Restate each entry word for word, leaving nothing out.
--- Start Record list ---
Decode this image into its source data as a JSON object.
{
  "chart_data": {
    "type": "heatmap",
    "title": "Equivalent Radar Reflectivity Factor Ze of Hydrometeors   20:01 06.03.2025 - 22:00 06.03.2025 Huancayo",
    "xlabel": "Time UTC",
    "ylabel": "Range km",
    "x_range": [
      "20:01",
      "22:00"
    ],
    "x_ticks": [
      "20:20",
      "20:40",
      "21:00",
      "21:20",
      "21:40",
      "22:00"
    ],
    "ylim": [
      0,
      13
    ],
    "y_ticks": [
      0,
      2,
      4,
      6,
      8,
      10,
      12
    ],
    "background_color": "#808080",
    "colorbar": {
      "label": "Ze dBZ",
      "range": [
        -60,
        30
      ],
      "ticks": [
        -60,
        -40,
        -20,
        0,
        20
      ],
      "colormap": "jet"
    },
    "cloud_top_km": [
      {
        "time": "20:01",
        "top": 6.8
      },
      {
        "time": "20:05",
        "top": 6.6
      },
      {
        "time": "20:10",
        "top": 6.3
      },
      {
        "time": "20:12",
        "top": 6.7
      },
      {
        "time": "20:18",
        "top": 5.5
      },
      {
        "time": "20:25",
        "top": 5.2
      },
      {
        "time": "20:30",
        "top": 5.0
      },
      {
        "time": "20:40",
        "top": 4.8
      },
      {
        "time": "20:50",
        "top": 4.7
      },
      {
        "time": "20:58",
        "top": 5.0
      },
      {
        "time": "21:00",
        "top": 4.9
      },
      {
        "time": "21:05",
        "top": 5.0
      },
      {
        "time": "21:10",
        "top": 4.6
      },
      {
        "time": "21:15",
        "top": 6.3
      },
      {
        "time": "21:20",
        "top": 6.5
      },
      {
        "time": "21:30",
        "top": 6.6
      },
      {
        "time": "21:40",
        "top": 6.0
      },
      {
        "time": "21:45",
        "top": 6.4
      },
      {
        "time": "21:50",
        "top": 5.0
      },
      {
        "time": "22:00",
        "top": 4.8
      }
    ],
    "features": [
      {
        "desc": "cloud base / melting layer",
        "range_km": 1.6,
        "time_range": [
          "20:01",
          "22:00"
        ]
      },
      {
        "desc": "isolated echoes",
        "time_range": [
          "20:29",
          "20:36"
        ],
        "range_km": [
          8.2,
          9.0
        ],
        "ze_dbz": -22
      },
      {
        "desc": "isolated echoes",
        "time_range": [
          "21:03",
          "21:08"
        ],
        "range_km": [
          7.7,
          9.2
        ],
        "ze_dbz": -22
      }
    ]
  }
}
--- End Record list ---
▶ Right answer:
Decode this image into its source data as a JSON object.
{
  "chart_data": {
    "type": "heatmap",
    "title": "Equivalent Radar Reflectivity Factor Ze of Hydrometeors   20:01 06.03.2025 - 22:00 06.03.2025 Huancayo",
    "xlabel": "Time UTC",
    "ylabel": "Range km",
    "x_range": [
      "20:01",
      "22:00"
    ],
    "x_ticks": [
      "20:20",
      "20:40",
      "21:00",
      "21:20",
      "21:40",
      "22:00"
    ],
    "ylim": [
      0,
      13
    ],
    "y_ticks": [
      0,
      2,
      4,
      6,
      8,
      10,
      12
    ],
    "background_color": "#808080",
    "colorbar": {
      "label": "Ze dBZ",
      "range": [
        -60,
        30
      ],
      "ticks": [
        -60,
        -40,
        -20,
        0,
        20
      ],
      "colormap": "jet"
    },
    "cloud_top_km": [
      {
        "time": "20:01",
        "top": 6.8
      },
      {
        "time": "20:05",
        "top": 6.6
      },
      {
        "time": "20:10",
        "top": 6.3
      },
      {
        "time": "20:12",
        "top": 6.7
      },
      {
        "time": "20:18",
        "top": 5.5
      },
      {
        "time": "20:25",
        "top": 5.2
      },
      {
        "time": "20:30",
        "top": 5.0
      },
      {
        "time": "20:40",
        "top": 4.8
      },
      {
        "time": "20:50",
        "top": 4.7
      },
      {
        "time": "20:58",
        "top": 5.0
      },
      {
        "time": "21:00",
        "top": 4.9
      },
      {
        "time": "21:05",
        "top": 5.0
      },
      {
        "time": "21:10",
        "top": 4.6
      },
      {
        "time": "21:15",
        "top": 6.3
      },
      {
        "time": "21:20",
        "top": 6.5
      },
      {
        "time": "21:30",
        "top": 6.6
      },
      {
        "time": "21:40",
        "top": 6.0
      },
      {
        "time": "21:45",
        "top": 6.4
      },
      {
        "time": "21:50",
        "top": 5.0
      },
      {
        "time": "22:00",
        "top": 4.8
      }
    ],
    "features": [
      {
        "desc": "cloud base / melting layer",
        "range_km": 1.6,
        "time_range": [
          "20:01",
          "22:00"
        ]
      },
      {
        "desc": "isolated echoes",
        "time_range": [
          "20:29",
          "20:36"
        ],
        "range_km": [
          8.2,
          9.0
        ],
        "ze_dbz": -22
      },
      {
        "desc": "isolated echoes",
        "time_range": [
          "21:03",
          "21:08"
        ],
        "range_km": [
          7.7,
          9.2
        ],
        "ze_dbz": -22
      }
    ]
  }
}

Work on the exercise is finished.